- **SET TASK**:
Take from the listing each line that has the string "JSON".
** start **
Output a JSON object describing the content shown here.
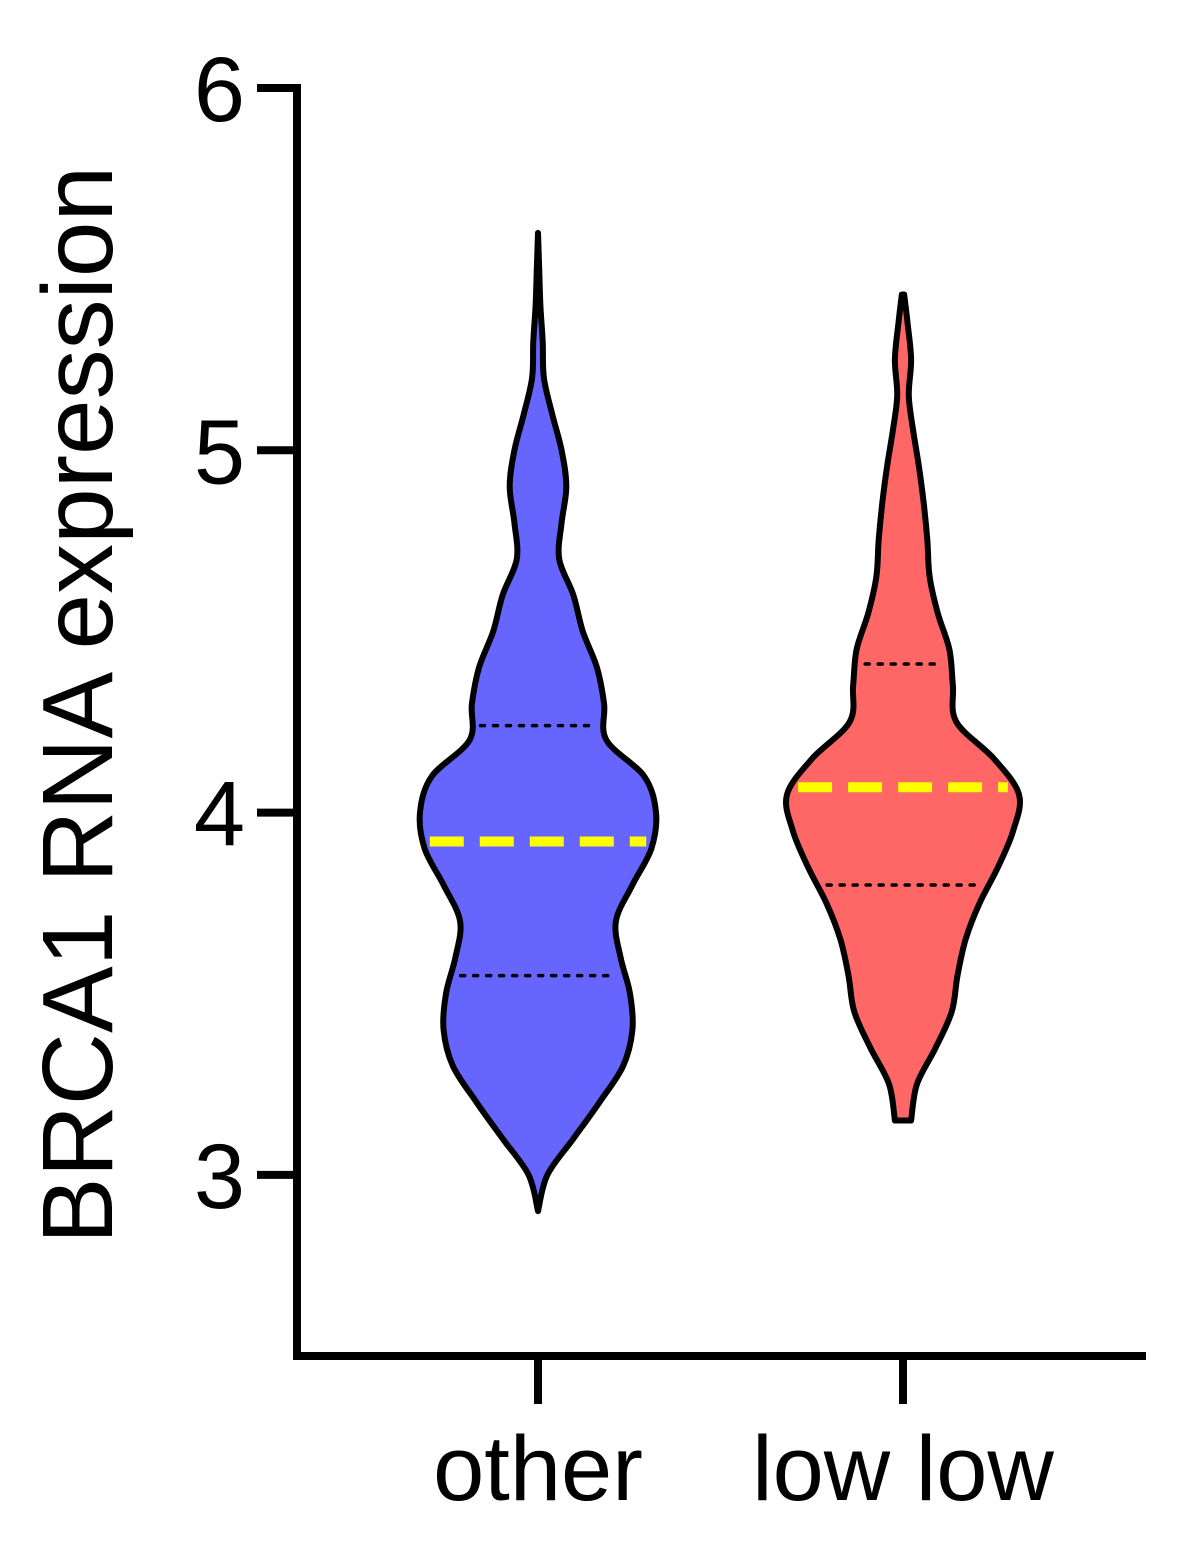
{
  "chart_data": {
    "type": "violin",
    "ylabel": "BRCA1 RNA expression",
    "xlabel": "",
    "ylim": [
      2.5,
      6.0
    ],
    "yticks": [
      3,
      4,
      5,
      6
    ],
    "categories": [
      "other",
      "low low"
    ],
    "series": [
      {
        "category": "other",
        "color": "#6666FF",
        "min": 2.9,
        "max": 5.6,
        "median": 3.92,
        "q1": 3.55,
        "q3": 4.24,
        "density": [
          [
            2.9,
            0.0
          ],
          [
            3.0,
            0.08
          ],
          [
            3.1,
            0.3
          ],
          [
            3.2,
            0.52
          ],
          [
            3.3,
            0.72
          ],
          [
            3.4,
            0.8
          ],
          [
            3.5,
            0.78
          ],
          [
            3.6,
            0.7
          ],
          [
            3.7,
            0.66
          ],
          [
            3.8,
            0.8
          ],
          [
            3.9,
            0.96
          ],
          [
            4.0,
            1.0
          ],
          [
            4.1,
            0.9
          ],
          [
            4.2,
            0.58
          ],
          [
            4.3,
            0.56
          ],
          [
            4.4,
            0.5
          ],
          [
            4.5,
            0.38
          ],
          [
            4.6,
            0.3
          ],
          [
            4.7,
            0.18
          ],
          [
            4.8,
            0.2
          ],
          [
            4.9,
            0.24
          ],
          [
            5.0,
            0.2
          ],
          [
            5.1,
            0.12
          ],
          [
            5.2,
            0.05
          ],
          [
            5.3,
            0.04
          ],
          [
            5.4,
            0.02
          ],
          [
            5.5,
            0.01
          ],
          [
            5.6,
            0.0
          ]
        ]
      },
      {
        "category": "low low",
        "color": "#FF6666",
        "min": 3.15,
        "max": 5.43,
        "median": 4.07,
        "q1": 3.8,
        "q3": 4.41,
        "density": [
          [
            3.15,
            0.07
          ],
          [
            3.25,
            0.12
          ],
          [
            3.35,
            0.28
          ],
          [
            3.45,
            0.42
          ],
          [
            3.55,
            0.47
          ],
          [
            3.65,
            0.54
          ],
          [
            3.75,
            0.66
          ],
          [
            3.85,
            0.82
          ],
          [
            3.95,
            0.95
          ],
          [
            4.05,
            1.0
          ],
          [
            4.15,
            0.78
          ],
          [
            4.25,
            0.46
          ],
          [
            4.35,
            0.43
          ],
          [
            4.45,
            0.4
          ],
          [
            4.55,
            0.3
          ],
          [
            4.65,
            0.23
          ],
          [
            4.75,
            0.21
          ],
          [
            4.85,
            0.18
          ],
          [
            4.95,
            0.14
          ],
          [
            5.05,
            0.09
          ],
          [
            5.15,
            0.05
          ],
          [
            5.25,
            0.07
          ],
          [
            5.35,
            0.04
          ],
          [
            5.43,
            0.01
          ]
        ]
      }
    ],
    "median_line_color": "#FFFF00"
  }
}
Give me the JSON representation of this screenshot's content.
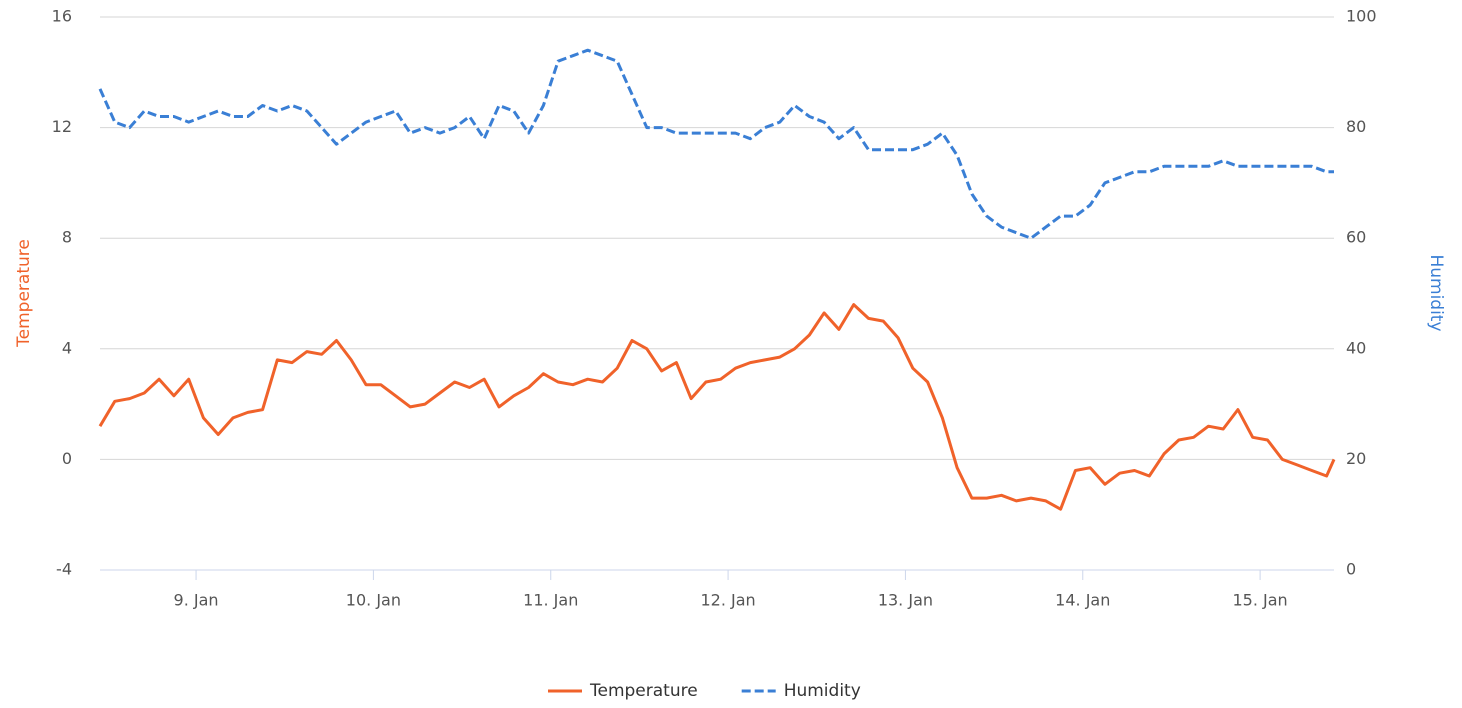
{
  "chart_data": {
    "type": "line",
    "x": [
      11,
      13,
      15,
      17,
      19,
      21,
      23,
      25,
      27,
      29,
      31,
      33,
      35,
      37,
      39,
      41,
      43,
      45,
      47,
      49,
      51,
      53,
      55,
      57,
      59,
      61,
      63,
      65,
      67,
      69,
      71,
      73,
      75,
      77,
      79,
      81,
      83,
      85,
      87,
      89,
      91,
      93,
      95,
      97,
      99,
      101,
      103,
      105,
      107,
      109,
      111,
      113,
      115,
      117,
      119,
      121,
      123,
      125,
      127,
      129,
      131,
      133,
      135,
      137,
      139,
      141,
      143,
      145,
      147,
      149,
      151,
      153,
      155,
      157,
      159,
      161,
      163,
      165,
      167,
      169,
      171,
      173,
      175,
      177,
      178
    ],
    "xlim": [
      11,
      178
    ],
    "xticks": [
      {
        "value": 24,
        "label": "9. Jan"
      },
      {
        "value": 48,
        "label": "10. Jan"
      },
      {
        "value": 72,
        "label": "11. Jan"
      },
      {
        "value": 96,
        "label": "12. Jan"
      },
      {
        "value": 120,
        "label": "13. Jan"
      },
      {
        "value": 144,
        "label": "14. Jan"
      },
      {
        "value": 168,
        "label": "15. Jan"
      }
    ],
    "ylabel": "Temperature",
    "y2label": "Humidity",
    "ylim": [
      -4,
      16
    ],
    "yticks": [
      -4,
      0,
      4,
      8,
      12,
      16
    ],
    "y2lim": [
      0,
      100
    ],
    "y2ticks": [
      0,
      20,
      40,
      60,
      80,
      100
    ],
    "grid": true,
    "legend": "bottom",
    "series": [
      {
        "name": "Temperature",
        "color": "#f0622a",
        "dash": false,
        "values": [
          1.2,
          2.1,
          2.2,
          2.4,
          2.9,
          2.3,
          2.9,
          1.5,
          0.9,
          1.5,
          1.7,
          1.8,
          3.6,
          3.5,
          3.9,
          3.8,
          4.3,
          3.6,
          2.7,
          2.7,
          2.3,
          1.9,
          2.0,
          2.4,
          2.8,
          2.6,
          2.9,
          1.9,
          2.3,
          2.6,
          3.1,
          2.8,
          2.7,
          2.9,
          2.8,
          3.3,
          4.3,
          4.0,
          3.2,
          3.5,
          2.2,
          2.8,
          2.9,
          3.3,
          3.5,
          3.6,
          3.7,
          4.0,
          4.5,
          5.3,
          4.7,
          5.6,
          5.1,
          5.0,
          4.4,
          3.3,
          2.8,
          1.5,
          -0.3,
          -1.4,
          -1.4,
          -1.3,
          -1.5,
          -1.4,
          -1.5,
          -1.8,
          -0.4,
          -0.3,
          -0.9,
          -0.5,
          -0.4,
          -0.6,
          0.2,
          0.7,
          0.8,
          1.2,
          1.1,
          1.8,
          0.8,
          0.7,
          0,
          -0.2,
          -0.4,
          -0.6,
          0
        ]
      },
      {
        "name": "Humidity",
        "color": "#3a7fd5",
        "dash": true,
        "axis": "y2",
        "values": [
          87,
          81,
          80,
          83,
          82,
          82,
          81,
          82,
          83,
          82,
          82,
          84,
          83,
          84,
          83,
          80,
          77,
          79,
          81,
          82,
          83,
          79,
          80,
          79,
          80,
          82,
          78,
          84,
          83,
          79,
          84,
          92,
          93,
          94,
          93,
          92,
          86,
          80,
          80,
          79,
          79,
          79,
          79,
          79,
          78,
          80,
          81,
          84,
          82,
          81,
          78,
          80,
          76,
          76,
          76,
          76,
          77,
          79,
          75,
          68,
          64,
          62,
          61,
          60,
          62,
          64,
          64,
          66,
          70,
          71,
          72,
          72,
          73,
          73,
          73,
          73,
          74,
          73,
          73,
          73,
          73,
          73,
          73,
          72,
          72
        ]
      }
    ]
  }
}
** end **
- **RESPONSE**:
Output a JSON object describing the content shown here.
Give me the JSON representation of this screenshot's content.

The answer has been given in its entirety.